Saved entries
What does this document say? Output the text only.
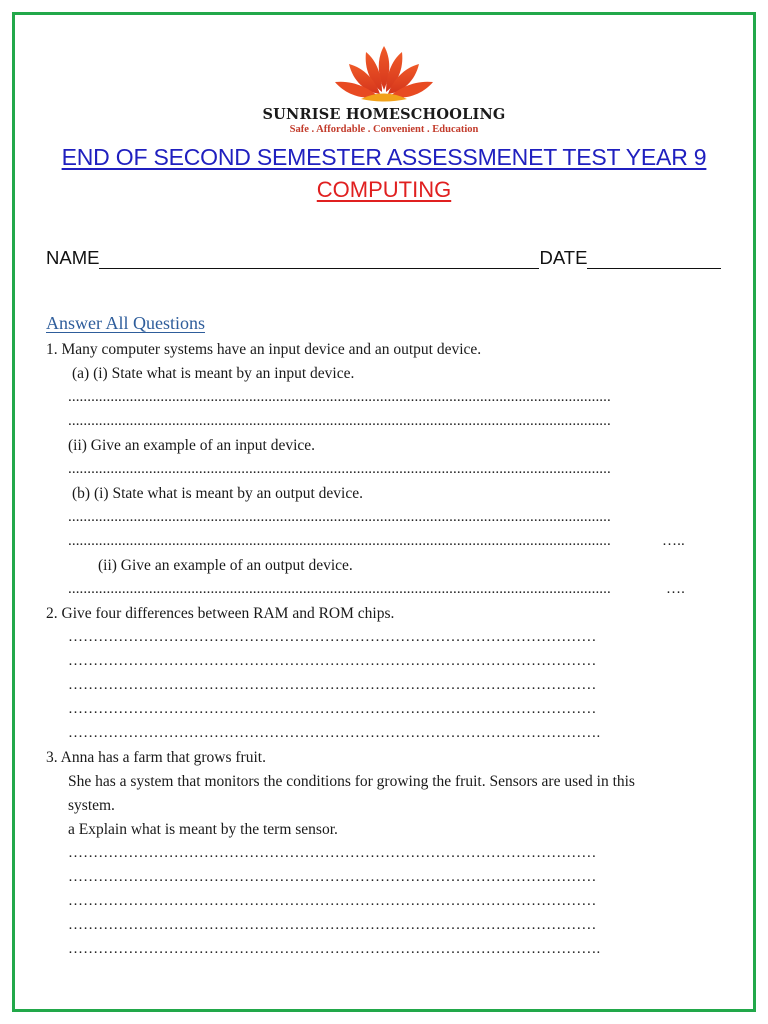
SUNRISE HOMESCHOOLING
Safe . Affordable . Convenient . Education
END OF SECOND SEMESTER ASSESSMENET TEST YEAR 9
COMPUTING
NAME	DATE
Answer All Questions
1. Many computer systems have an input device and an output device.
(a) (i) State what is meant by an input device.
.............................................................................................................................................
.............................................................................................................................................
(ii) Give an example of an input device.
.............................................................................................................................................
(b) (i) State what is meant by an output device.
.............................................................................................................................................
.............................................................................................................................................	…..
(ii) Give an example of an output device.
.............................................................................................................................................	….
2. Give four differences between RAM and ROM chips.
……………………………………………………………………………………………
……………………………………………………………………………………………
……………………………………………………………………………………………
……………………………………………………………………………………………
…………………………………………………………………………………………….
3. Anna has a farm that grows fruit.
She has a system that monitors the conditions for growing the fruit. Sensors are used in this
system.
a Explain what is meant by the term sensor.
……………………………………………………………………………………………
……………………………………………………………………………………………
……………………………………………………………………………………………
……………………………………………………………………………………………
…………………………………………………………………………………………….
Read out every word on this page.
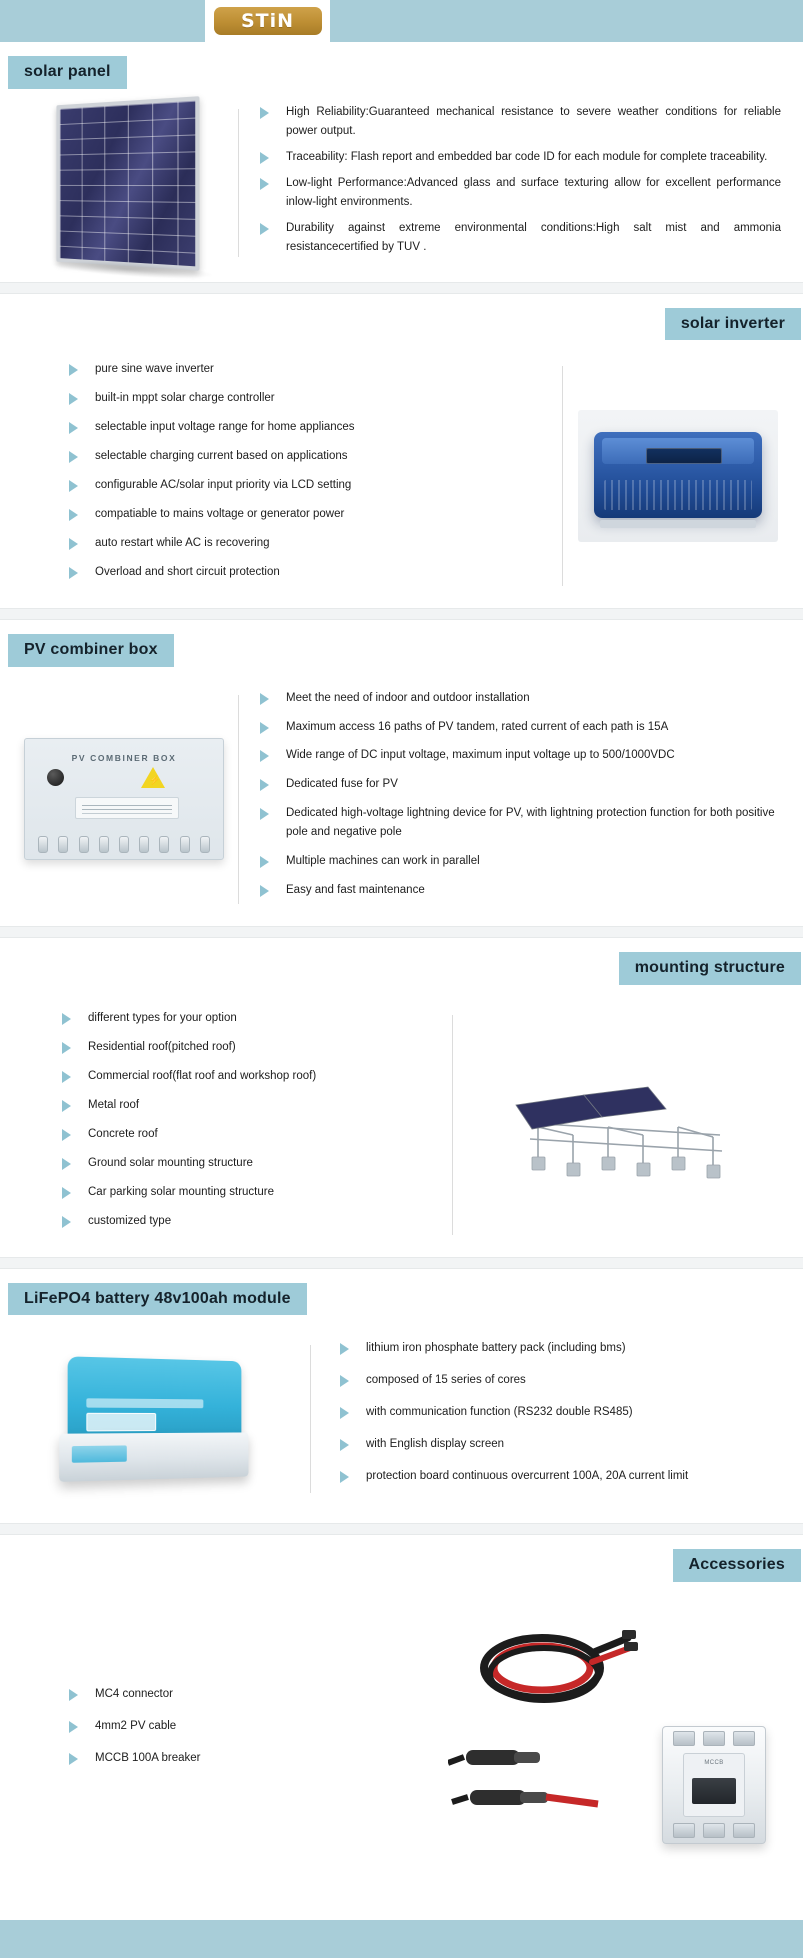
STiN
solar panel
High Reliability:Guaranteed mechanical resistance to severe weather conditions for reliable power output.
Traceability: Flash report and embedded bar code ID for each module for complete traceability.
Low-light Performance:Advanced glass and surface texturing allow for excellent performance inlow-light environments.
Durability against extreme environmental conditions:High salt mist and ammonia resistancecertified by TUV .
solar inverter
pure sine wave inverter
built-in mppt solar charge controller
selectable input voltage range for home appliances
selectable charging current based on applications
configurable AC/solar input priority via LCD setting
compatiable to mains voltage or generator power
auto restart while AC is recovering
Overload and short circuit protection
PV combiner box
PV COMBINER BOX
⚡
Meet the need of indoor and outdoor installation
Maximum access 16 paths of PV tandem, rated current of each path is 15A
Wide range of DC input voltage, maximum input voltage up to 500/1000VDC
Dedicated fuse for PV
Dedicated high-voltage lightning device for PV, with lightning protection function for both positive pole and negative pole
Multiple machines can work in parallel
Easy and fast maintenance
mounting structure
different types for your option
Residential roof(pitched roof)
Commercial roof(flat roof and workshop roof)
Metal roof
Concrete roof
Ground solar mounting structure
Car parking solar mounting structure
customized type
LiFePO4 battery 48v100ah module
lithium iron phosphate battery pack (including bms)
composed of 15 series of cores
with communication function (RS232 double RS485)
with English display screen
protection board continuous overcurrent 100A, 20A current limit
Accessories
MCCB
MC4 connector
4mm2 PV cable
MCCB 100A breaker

-- INSTRUCTION --
Give all the entries again exactly, dropping each picture.

-- SOLUTION TO THIS TASK --
What does this document say? Output the text only.
SUNRISE HOMESCHOOLING
Safe . Affordable . Convenient . Education
END OF SECOND SEMESTER ASSESSMENET TEST YEAR 9
COMPUTING
NAME	DATE
Answer All Questions
1. Many computer systems have an input device and an output device.
(a) (i) State what is meant by an input device.
.............................................................................................................................................
.............................................................................................................................................
(ii) Give an example of an input device.
.............................................................................................................................................
(b) (i) State what is meant by an output device.
.............................................................................................................................................
.............................................................................................................................................	…..
(ii) Give an example of an output device.
.............................................................................................................................................	….
2. Give four differences between RAM and ROM chips.
……………………………………………………………………………………………
……………………………………………………………………………………………
……………………………………………………………………………………………
……………………………………………………………………………………………
…………………………………………………………………………………………….
3. Anna has a farm that grows fruit.
She has a system that monitors the conditions for growing the fruit. Sensors are used in this
system.
a Explain what is meant by the term sensor.
……………………………………………………………………………………………
……………………………………………………………………………………………
……………………………………………………………………………………………
……………………………………………………………………………………………
…………………………………………………………………………………………….
Read out every word on this page.
STiN
solar panel
High Reliability:Guaranteed mechanical resistance to severe weather conditions for reliable power output.
Traceability: Flash report and embedded bar code ID for each module for complete traceability.
Low-light Performance:Advanced glass and surface texturing allow for excellent performance inlow-light environments.
Durability against extreme environmental conditions:High salt mist and ammonia resistancecertified by TUV .
solar inverter
pure sine wave inverter
built-in mppt solar charge controller
selectable input voltage range for home appliances
selectable charging current based on applications
configurable AC/solar input priority via LCD setting
compatiable to mains voltage or generator power
auto restart while AC is recovering
Overload and short circuit protection
PV combiner box
PV COMBINER BOX
⚡
Meet the need of indoor and outdoor installation
Maximum access 16 paths of PV tandem, rated current of each path is 15A
Wide range of DC input voltage, maximum input voltage up to 500/1000VDC
Dedicated fuse for PV
Dedicated high-voltage lightning device for PV, with lightning protection function for both positive pole and negative pole
Multiple machines can work in parallel
Easy and fast maintenance
mounting structure
different types for your option
Residential roof(pitched roof)
Commercial roof(flat roof and workshop roof)
Metal roof
Concrete roof
Ground solar mounting structure
Car parking solar mounting structure
customized type
LiFePO4 battery 48v100ah module
lithium iron phosphate battery pack (including bms)
composed of 15 series of cores
with communication function (RS232 double RS485)
with English display screen
protection board continuous overcurrent 100A, 20A current limit
Accessories
MCCB
MC4 connector
4mm2 PV cable
MCCB 100A breaker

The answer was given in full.